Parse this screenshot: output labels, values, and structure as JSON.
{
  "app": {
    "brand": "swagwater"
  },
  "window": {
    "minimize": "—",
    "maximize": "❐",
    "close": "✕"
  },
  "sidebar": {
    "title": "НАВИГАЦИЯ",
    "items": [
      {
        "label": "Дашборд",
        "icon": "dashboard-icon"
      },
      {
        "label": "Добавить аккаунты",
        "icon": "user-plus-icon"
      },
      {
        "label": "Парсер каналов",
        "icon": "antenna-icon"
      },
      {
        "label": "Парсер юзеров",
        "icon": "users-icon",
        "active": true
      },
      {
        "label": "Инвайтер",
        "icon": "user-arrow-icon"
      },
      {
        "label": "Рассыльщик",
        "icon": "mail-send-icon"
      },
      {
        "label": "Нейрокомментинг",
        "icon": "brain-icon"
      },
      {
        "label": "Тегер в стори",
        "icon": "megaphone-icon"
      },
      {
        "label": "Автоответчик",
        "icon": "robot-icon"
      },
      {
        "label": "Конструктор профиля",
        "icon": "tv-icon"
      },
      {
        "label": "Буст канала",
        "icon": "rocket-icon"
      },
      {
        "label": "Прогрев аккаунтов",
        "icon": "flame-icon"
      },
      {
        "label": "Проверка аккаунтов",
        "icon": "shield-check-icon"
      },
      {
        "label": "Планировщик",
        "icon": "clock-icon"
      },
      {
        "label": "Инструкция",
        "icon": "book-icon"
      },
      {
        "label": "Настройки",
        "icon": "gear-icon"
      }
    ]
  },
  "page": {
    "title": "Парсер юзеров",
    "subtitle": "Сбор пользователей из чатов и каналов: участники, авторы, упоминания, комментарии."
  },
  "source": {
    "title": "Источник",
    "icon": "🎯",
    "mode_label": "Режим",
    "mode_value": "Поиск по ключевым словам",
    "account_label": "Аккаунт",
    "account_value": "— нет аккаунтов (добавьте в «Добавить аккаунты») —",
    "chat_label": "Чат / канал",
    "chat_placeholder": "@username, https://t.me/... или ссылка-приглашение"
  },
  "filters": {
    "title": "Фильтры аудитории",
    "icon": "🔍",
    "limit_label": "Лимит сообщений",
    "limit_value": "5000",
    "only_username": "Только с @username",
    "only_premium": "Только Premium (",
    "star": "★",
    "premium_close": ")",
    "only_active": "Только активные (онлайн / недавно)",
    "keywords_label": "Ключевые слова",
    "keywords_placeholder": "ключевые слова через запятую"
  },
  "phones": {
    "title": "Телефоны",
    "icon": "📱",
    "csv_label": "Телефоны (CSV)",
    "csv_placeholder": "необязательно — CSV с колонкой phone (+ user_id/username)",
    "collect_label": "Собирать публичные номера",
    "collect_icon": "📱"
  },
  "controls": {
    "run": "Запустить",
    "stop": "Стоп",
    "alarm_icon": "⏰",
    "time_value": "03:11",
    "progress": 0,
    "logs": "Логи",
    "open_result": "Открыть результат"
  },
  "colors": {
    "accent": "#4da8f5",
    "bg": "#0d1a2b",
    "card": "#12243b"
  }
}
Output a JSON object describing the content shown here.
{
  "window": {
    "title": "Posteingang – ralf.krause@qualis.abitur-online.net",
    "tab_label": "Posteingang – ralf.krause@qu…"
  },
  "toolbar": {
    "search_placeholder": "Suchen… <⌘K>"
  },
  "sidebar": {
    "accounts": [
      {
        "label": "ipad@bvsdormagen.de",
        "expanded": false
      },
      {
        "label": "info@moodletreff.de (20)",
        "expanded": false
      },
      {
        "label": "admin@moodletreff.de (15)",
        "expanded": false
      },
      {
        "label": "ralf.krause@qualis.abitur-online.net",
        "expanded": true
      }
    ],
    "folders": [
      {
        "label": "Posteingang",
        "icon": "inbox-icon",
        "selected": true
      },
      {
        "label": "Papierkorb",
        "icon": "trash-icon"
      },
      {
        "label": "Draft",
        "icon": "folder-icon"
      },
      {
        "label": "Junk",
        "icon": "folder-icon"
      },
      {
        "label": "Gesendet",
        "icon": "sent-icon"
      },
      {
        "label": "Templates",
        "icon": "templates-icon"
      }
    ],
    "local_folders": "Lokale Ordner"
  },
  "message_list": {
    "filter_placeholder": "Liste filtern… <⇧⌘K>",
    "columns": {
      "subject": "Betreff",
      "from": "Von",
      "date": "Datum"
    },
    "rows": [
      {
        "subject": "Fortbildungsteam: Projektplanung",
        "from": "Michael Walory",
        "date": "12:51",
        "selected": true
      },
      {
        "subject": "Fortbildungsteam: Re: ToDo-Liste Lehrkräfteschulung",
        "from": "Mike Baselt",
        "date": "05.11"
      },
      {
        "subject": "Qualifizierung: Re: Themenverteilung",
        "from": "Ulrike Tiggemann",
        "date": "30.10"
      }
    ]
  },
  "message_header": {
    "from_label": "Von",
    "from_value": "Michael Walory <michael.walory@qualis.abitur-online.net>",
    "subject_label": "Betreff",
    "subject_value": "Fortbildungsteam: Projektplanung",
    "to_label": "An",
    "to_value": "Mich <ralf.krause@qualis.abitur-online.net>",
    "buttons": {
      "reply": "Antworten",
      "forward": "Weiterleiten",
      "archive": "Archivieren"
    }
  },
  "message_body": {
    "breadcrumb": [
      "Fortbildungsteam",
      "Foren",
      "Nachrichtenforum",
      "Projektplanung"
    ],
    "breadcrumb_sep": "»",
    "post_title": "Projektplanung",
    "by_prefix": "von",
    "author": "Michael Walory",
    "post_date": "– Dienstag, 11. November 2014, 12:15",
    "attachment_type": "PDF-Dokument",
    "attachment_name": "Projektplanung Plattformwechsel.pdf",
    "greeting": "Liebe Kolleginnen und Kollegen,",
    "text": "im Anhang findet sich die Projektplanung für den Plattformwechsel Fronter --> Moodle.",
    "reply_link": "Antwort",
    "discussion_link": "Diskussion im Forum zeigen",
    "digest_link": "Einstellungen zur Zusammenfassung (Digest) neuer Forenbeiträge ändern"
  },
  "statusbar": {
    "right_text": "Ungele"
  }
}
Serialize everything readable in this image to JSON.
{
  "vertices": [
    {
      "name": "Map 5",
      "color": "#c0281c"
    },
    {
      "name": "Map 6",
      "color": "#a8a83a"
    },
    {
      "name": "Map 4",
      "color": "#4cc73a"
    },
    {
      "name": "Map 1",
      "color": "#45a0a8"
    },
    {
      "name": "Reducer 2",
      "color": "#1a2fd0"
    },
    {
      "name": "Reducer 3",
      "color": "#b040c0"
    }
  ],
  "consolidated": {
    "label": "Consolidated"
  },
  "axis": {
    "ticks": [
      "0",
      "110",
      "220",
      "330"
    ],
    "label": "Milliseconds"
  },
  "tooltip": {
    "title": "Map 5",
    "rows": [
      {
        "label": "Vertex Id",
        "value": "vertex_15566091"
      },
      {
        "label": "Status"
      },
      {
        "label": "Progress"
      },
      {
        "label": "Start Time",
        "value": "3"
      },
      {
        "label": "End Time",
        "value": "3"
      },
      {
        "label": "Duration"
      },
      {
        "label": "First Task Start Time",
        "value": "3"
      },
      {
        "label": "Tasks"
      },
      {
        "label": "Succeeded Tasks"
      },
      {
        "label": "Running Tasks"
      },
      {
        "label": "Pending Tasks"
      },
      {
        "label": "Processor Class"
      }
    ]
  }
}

• What to produce
Retype the entries one by one, exactly.

• Exercise response
Parse this screenshot: output labels, values, and structure as JSON.
{
  "app": {
    "brand": "swagwater"
  },
  "window": {
    "minimize": "—",
    "maximize": "❐",
    "close": "✕"
  },
  "sidebar": {
    "title": "НАВИГАЦИЯ",
    "items": [
      {
        "label": "Дашборд",
        "icon": "dashboard-icon"
      },
      {
        "label": "Добавить аккаунты",
        "icon": "user-plus-icon"
      },
      {
        "label": "Парсер каналов",
        "icon": "antenna-icon"
      },
      {
        "label": "Парсер юзеров",
        "icon": "users-icon",
        "active": true
      },
      {
        "label": "Инвайтер",
        "icon": "user-arrow-icon"
      },
      {
        "label": "Рассыльщик",
        "icon": "mail-send-icon"
      },
      {
        "label": "Нейрокомментинг",
        "icon": "brain-icon"
      },
      {
        "label": "Тегер в стори",
        "icon": "megaphone-icon"
      },
      {
        "label": "Автоответчик",
        "icon": "robot-icon"
      },
      {
        "label": "Конструктор профиля",
        "icon": "tv-icon"
      },
      {
        "label": "Буст канала",
        "icon": "rocket-icon"
      },
      {
        "label": "Прогрев аккаунтов",
        "icon": "flame-icon"
      },
      {
        "label": "Проверка аккаунтов",
        "icon": "shield-check-icon"
      },
      {
        "label": "Планировщик",
        "icon": "clock-icon"
      },
      {
        "label": "Инструкция",
        "icon": "book-icon"
      },
      {
        "label": "Настройки",
        "icon": "gear-icon"
      }
    ]
  },
  "page": {
    "title": "Парсер юзеров",
    "subtitle": "Сбор пользователей из чатов и каналов: участники, авторы, упоминания, комментарии."
  },
  "source": {
    "title": "Источник",
    "icon": "🎯",
    "mode_label": "Режим",
    "mode_value": "Поиск по ключевым словам",
    "account_label": "Аккаунт",
    "account_value": "— нет аккаунтов (добавьте в «Добавить аккаунты») —",
    "chat_label": "Чат / канал",
    "chat_placeholder": "@username, https://t.me/... или ссылка-приглашение"
  },
  "filters": {
    "title": "Фильтры аудитории",
    "icon": "🔍",
    "limit_label": "Лимит сообщений",
    "limit_value": "5000",
    "only_username": "Только с @username",
    "only_premium": "Только Premium (",
    "star": "★",
    "premium_close": ")",
    "only_active": "Только активные (онлайн / недавно)",
    "keywords_label": "Ключевые слова",
    "keywords_placeholder": "ключевые слова через запятую"
  },
  "phones": {
    "title": "Телефоны",
    "icon": "📱",
    "csv_label": "Телефоны (CSV)",
    "csv_placeholder": "необязательно — CSV с колонкой phone (+ user_id/username)",
    "collect_label": "Собирать публичные номера",
    "collect_icon": "📱"
  },
  "controls": {
    "run": "Запустить",
    "stop": "Стоп",
    "alarm_icon": "⏰",
    "time_value": "03:11",
    "progress": 0,
    "logs": "Логи",
    "open_result": "Открыть результат"
  },
  "colors": {
    "accent": "#4da8f5",
    "bg": "#0d1a2b",
    "card": "#12243b"
  }
}
Output a JSON object describing the content shown here.
{
  "window": {
    "title": "Posteingang – ralf.krause@qualis.abitur-online.net",
    "tab_label": "Posteingang – ralf.krause@qu…"
  },
  "toolbar": {
    "search_placeholder": "Suchen… <⌘K>"
  },
  "sidebar": {
    "accounts": [
      {
        "label": "ipad@bvsdormagen.de",
        "expanded": false
      },
      {
        "label": "info@moodletreff.de (20)",
        "expanded": false
      },
      {
        "label": "admin@moodletreff.de (15)",
        "expanded": false
      },
      {
        "label": "ralf.krause@qualis.abitur-online.net",
        "expanded": true
      }
    ],
    "folders": [
      {
        "label": "Posteingang",
        "icon": "inbox-icon",
        "selected": true
      },
      {
        "label": "Papierkorb",
        "icon": "trash-icon"
      },
      {
        "label": "Draft",
        "icon": "folder-icon"
      },
      {
        "label": "Junk",
        "icon": "folder-icon"
      },
      {
        "label": "Gesendet",
        "icon": "sent-icon"
      },
      {
        "label": "Templates",
        "icon": "templates-icon"
      }
    ],
    "local_folders": "Lokale Ordner"
  },
  "message_list": {
    "filter_placeholder": "Liste filtern… <⇧⌘K>",
    "columns": {
      "subject": "Betreff",
      "from": "Von",
      "date": "Datum"
    },
    "rows": [
      {
        "subject": "Fortbildungsteam: Projektplanung",
        "from": "Michael Walory",
        "date": "12:51",
        "selected": true
      },
      {
        "subject": "Fortbildungsteam: Re: ToDo-Liste Lehrkräfteschulung",
        "from": "Mike Baselt",
        "date": "05.11"
      },
      {
        "subject": "Qualifizierung: Re: Themenverteilung",
        "from": "Ulrike Tiggemann",
        "date": "30.10"
      }
    ]
  },
  "message_header": {
    "from_label": "Von",
    "from_value": "Michael Walory <michael.walory@qualis.abitur-online.net>",
    "subject_label": "Betreff",
    "subject_value": "Fortbildungsteam: Projektplanung",
    "to_label": "An",
    "to_value": "Mich <ralf.krause@qualis.abitur-online.net>",
    "buttons": {
      "reply": "Antworten",
      "forward": "Weiterleiten",
      "archive": "Archivieren"
    }
  },
  "message_body": {
    "breadcrumb": [
      "Fortbildungsteam",
      "Foren",
      "Nachrichtenforum",
      "Projektplanung"
    ],
    "breadcrumb_sep": "»",
    "post_title": "Projektplanung",
    "by_prefix": "von",
    "author": "Michael Walory",
    "post_date": "– Dienstag, 11. November 2014, 12:15",
    "attachment_type": "PDF-Dokument",
    "attachment_name": "Projektplanung Plattformwechsel.pdf",
    "greeting": "Liebe Kolleginnen und Kollegen,",
    "text": "im Anhang findet sich die Projektplanung für den Plattformwechsel Fronter --> Moodle.",
    "reply_link": "Antwort",
    "discussion_link": "Diskussion im Forum zeigen",
    "digest_link": "Einstellungen zur Zusammenfassung (Digest) neuer Forenbeiträge ändern"
  },
  "statusbar": {
    "right_text": "Ungele"
  }
}
Serialize everything readable in this image to JSON.
{
  "vertices": [
    {
      "name": "Map 5",
      "color": "#c0281c"
    },
    {
      "name": "Map 6",
      "color": "#a8a83a"
    },
    {
      "name": "Map 4",
      "color": "#4cc73a"
    },
    {
      "name": "Map 1",
      "color": "#45a0a8"
    },
    {
      "name": "Reducer 2",
      "color": "#1a2fd0"
    },
    {
      "name": "Reducer 3",
      "color": "#b040c0"
    }
  ],
  "consolidated": {
    "label": "Consolidated"
  },
  "axis": {
    "ticks": [
      "0",
      "110",
      "220",
      "330"
    ],
    "label": "Milliseconds"
  },
  "tooltip": {
    "title": "Map 5",
    "rows": [
      {
        "label": "Vertex Id",
        "value": "vertex_15566091"
      },
      {
        "label": "Status"
      },
      {
        "label": "Progress"
      },
      {
        "label": "Start Time",
        "value": "3"
      },
      {
        "label": "End Time",
        "value": "3"
      },
      {
        "label": "Duration"
      },
      {
        "label": "First Task Start Time",
        "value": "3"
      },
      {
        "label": "Tasks"
      },
      {
        "label": "Succeeded Tasks"
      },
      {
        "label": "Running Tasks"
      },
      {
        "label": "Pending Tasks"
      },
      {
        "label": "Processor Class"
      }
    ]
  }
}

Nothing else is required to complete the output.